In the course of the last two decades the size and range of machine learning have grown enormously, and it is now widely recognized that they have many uses both in research and industries. One such use is the application of machine learning to finance-related studies. For instance, the foreign exchange market (Forex) is a global decentralized or over-the-counter market for the trading of currencies. In several companies, the main goal is to correctly predict the direction of future price movements of currency pairs. However, anticipating where the exchange rate is going on a consistent basis is far from easy, as dozens of different factors impact the forex market. In the past, investors and traders came up with a range of tools in trying to predict forex movements. In this study, I utilized different cutting-edge models to predict the direction of forex movement based on daily financial news headlines.
import warnings
import nltk
import numpy as np
import pandas as pd
import plotly.express as px
import plotly.io as pio
from plotly.offline import plot_mpl
import matplotlib.pyplot as plt
from abc import ABCMeta, abstractmethod
from pandas.core.common import flatten
from nltk import word_tokenize
from nltk.corpus import stopwords
from sklearn.feature_extraction.text import TfidfVectorizer
from sklearn.model_selection import train_test_split
from sklearn.model_selection import RandomizedSearchCV
from sklearn.model_selection import GridSearchCV
from sklearn.model_selection import StratifiedKFold
from sklearn.neighbors import KNeighborsClassifier
from sklearn.ensemble import ExtraTreesClassifier
from sklearn.ensemble import RandomForestClassifier
from sklearn.ensemble import AdaBoostClassifier
from sklearn.tree import DecisionTreeClassifier
from sklearn.ensemble import VotingClassifier
from sklearn.metrics import confusion_matrix
from sklearn.metrics import f1_score
from sklearn.metrics import roc_auc_score
from sklearn.metrics import matthews_corrcoef
from gensim.models import KeyedVectors
from gensim.models.word2vec import Word2Vec
from xgboost import XGBClassifier
from collections import Counter
from collections import defaultdict
plt.style.use('seaborn-paper')

===============

▶ **INSTRUCTION 1**
Rewrite the records, beginning at the line that has "- calendar-icon[interactable]: [478, 87, 490, 99]" and stopping after the line that has "- nav-events[interactable]: events: [774, 0, 815, 27]", with "exclude-filter-icon" changed to "remove-filter-icon" and nothing else altered. Give only those lines.
The text and the records have no connection to each other.

▶ **PROVIDED INFORMATION**
===============

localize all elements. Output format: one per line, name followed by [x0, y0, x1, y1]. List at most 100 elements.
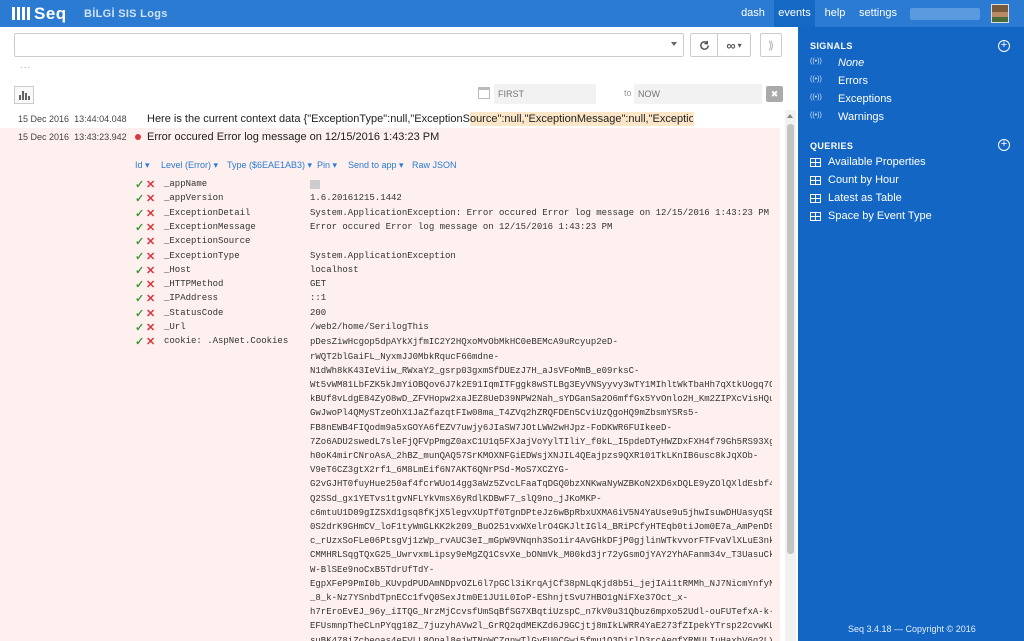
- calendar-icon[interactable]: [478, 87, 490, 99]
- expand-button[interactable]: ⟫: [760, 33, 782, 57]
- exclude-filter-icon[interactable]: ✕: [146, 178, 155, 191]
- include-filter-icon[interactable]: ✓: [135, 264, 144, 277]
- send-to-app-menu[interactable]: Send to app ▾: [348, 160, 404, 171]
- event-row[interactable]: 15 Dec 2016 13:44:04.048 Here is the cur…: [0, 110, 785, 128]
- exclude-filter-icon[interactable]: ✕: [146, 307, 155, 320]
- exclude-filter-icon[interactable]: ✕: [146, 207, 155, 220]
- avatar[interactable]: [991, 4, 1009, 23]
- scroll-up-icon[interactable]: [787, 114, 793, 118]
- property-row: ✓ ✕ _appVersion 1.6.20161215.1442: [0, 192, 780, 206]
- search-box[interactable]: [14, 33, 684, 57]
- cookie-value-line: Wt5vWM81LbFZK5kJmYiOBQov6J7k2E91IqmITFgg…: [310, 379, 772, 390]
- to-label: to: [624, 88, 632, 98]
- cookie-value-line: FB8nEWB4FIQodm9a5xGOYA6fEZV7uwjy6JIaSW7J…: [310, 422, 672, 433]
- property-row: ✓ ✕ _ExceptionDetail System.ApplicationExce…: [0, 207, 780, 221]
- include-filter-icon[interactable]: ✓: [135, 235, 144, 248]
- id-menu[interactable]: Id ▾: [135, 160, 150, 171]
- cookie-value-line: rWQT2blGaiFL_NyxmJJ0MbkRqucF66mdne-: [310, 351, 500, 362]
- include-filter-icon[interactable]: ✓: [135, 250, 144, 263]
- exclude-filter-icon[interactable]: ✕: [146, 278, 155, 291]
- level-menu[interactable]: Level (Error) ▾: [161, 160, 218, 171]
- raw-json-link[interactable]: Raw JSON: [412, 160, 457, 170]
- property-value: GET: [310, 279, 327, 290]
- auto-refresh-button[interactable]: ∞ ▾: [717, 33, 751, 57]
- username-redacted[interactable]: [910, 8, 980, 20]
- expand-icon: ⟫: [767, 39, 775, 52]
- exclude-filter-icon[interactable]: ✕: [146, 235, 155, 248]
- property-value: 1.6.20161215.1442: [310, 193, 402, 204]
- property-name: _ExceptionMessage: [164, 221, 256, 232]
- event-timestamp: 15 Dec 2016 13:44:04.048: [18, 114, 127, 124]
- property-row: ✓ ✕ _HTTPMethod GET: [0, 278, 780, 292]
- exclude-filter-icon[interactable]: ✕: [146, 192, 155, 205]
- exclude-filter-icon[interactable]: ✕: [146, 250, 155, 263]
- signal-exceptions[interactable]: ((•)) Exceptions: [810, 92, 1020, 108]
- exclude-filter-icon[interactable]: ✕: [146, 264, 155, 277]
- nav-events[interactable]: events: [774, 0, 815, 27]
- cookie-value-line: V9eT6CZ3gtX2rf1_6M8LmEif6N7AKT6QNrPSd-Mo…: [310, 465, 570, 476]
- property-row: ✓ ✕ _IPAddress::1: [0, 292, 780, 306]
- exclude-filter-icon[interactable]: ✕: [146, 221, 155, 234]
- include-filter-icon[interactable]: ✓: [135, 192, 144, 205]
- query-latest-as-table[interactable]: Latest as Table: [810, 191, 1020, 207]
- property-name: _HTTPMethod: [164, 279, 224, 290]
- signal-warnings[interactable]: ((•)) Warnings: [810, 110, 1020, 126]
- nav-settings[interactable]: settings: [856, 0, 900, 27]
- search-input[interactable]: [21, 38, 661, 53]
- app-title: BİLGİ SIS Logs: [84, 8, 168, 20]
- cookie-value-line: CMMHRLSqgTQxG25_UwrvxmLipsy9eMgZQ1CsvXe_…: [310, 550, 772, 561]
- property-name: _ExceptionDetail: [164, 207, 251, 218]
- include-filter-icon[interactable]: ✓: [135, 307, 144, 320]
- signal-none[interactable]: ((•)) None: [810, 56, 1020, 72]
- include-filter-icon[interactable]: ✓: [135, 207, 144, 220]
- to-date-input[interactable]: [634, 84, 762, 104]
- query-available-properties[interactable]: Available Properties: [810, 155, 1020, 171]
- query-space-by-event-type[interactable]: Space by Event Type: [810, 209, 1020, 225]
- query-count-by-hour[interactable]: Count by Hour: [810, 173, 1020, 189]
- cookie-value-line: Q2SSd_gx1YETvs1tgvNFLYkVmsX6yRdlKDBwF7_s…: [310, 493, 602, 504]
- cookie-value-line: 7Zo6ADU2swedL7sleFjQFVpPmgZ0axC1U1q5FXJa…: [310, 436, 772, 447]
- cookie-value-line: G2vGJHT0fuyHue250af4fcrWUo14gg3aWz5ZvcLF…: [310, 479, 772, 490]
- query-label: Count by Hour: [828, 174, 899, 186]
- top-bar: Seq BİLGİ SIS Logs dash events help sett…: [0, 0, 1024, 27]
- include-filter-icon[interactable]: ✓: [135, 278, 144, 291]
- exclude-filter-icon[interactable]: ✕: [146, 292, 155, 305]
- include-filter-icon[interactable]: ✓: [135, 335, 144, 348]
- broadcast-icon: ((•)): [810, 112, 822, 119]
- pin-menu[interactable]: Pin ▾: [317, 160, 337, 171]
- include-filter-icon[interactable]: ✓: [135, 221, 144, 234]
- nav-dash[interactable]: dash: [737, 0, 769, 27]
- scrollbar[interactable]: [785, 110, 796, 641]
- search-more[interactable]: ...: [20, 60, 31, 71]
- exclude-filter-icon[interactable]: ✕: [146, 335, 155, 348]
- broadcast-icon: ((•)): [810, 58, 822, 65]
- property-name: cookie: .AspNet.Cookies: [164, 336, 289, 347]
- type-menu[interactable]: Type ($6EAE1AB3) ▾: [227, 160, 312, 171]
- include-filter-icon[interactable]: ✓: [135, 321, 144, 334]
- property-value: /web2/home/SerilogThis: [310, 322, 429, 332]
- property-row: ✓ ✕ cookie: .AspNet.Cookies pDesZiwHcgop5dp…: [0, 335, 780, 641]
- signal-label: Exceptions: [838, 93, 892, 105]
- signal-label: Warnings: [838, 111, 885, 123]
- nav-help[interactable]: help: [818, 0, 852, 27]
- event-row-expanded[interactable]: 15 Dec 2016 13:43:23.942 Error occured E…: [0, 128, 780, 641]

===============

▶ **INSTRUCTION 2**
Supply the next part of the text on predicting forex movement from news headlines, picking up after its last line.

▶ **FINAL ANSWER 1**
- calendar-icon[interactable]: [478, 87, 490, 99]
- expand-button[interactable]: ⟫: [760, 33, 782, 57]
- remove-filter-icon[interactable]: ✕: [146, 178, 155, 191]
- include-filter-icon[interactable]: ✓: [135, 264, 144, 277]
- send-to-app-menu[interactable]: Send to app ▾: [348, 160, 404, 171]
- event-row[interactable]: 15 Dec 2016 13:44:04.048 Here is the cur…: [0, 110, 785, 128]
- remove-filter-icon[interactable]: ✕: [146, 307, 155, 320]
- remove-filter-icon[interactable]: ✕: [146, 207, 155, 220]
- avatar[interactable]: [991, 4, 1009, 23]
- scroll-up-icon[interactable]: [787, 114, 793, 118]
- property-row: ✓ ✕ _appVersion 1.6.20161215.1442: [0, 192, 780, 206]
- search-box[interactable]: [14, 33, 684, 57]
- cookie-value-line: Wt5vWM81LbFZK5kJmYiOBQov6J7k2E91IqmITFgg…: [310, 379, 772, 390]
- to-label: to: [624, 88, 632, 98]
- cookie-value-line: FB8nEWB4FIQodm9a5xGOYA6fEZV7uwjy6JIaSW7J…: [310, 422, 672, 433]
- property-row: ✓ ✕ _ExceptionDetail System.ApplicationExce…: [0, 207, 780, 221]
- include-filter-icon[interactable]: ✓: [135, 235, 144, 248]
- id-menu[interactable]: Id ▾: [135, 160, 150, 171]
- cookie-value-line: rWQT2blGaiFL_NyxmJJ0MbkRqucF66mdne-: [310, 351, 500, 362]
- include-filter-icon[interactable]: ✓: [135, 250, 144, 263]
- remove-filter-icon[interactable]: ✕: [146, 278, 155, 291]
- level-menu[interactable]: Level (Error) ▾: [161, 160, 218, 171]
- raw-json-link[interactable]: Raw JSON: [412, 160, 457, 170]
- property-value: GET: [310, 279, 327, 290]
- auto-refresh-button[interactable]: ∞ ▾: [717, 33, 751, 57]
- username-redacted[interactable]: [910, 8, 980, 20]
- expand-icon: ⟫: [767, 39, 775, 52]
- remove-filter-icon[interactable]: ✕: [146, 235, 155, 248]
- property-value: 1.6.20161215.1442: [310, 193, 402, 204]
- property-name: _ExceptionMessage: [164, 221, 256, 232]
- event-timestamp: 15 Dec 2016 13:44:04.048: [18, 114, 127, 124]
- property-row: ✓ ✕ _HTTPMethod GET: [0, 278, 780, 292]
- remove-filter-icon[interactable]: ✕: [146, 192, 155, 205]
- remove-filter-icon[interactable]: ✕: [146, 250, 155, 263]
- signal-exceptions[interactable]: ((•)) Exceptions: [810, 92, 1020, 108]
- remove-filter-icon[interactable]: ✕: [146, 264, 155, 277]
- nav-events[interactable]: events: [774, 0, 815, 27]

▶ **FINAL ANSWER 2**
warnings.filterwarnings("ignore")
I crawled the data from Inshorts using web scraping technique. Web scaping is a technique of automating the extraction of data efficiently and effectively. I extract headlines and articles of financial news from by using python package, BeautifulSoup and Selenium. Inshorts is an app that has news stories in 60 words bites for majority of readers all over the world. It was set up by Azhar Iqubal, Anunay Pandey, and Deepit Purkayastha in 2013. For this study, there are three columns in the dataframe, namely date, news headline and news article. Total 2421 rows (from 2013-06-25 to 2020-03-08) can be seen in this dataframe.
news = pd.read_csv("news\indian_news_large.csv")
news["date"] = pd.to_datetime(news["news_date"])
news = news[news["news_category"] == "business"]
news = news[["date", "news_headline", "news_article"]]
news = news.groupby(['date'],as_index=False).agg({'news_headline': 'sum', "news_article": "sum"})
news.sort_values(by='date')
news.head()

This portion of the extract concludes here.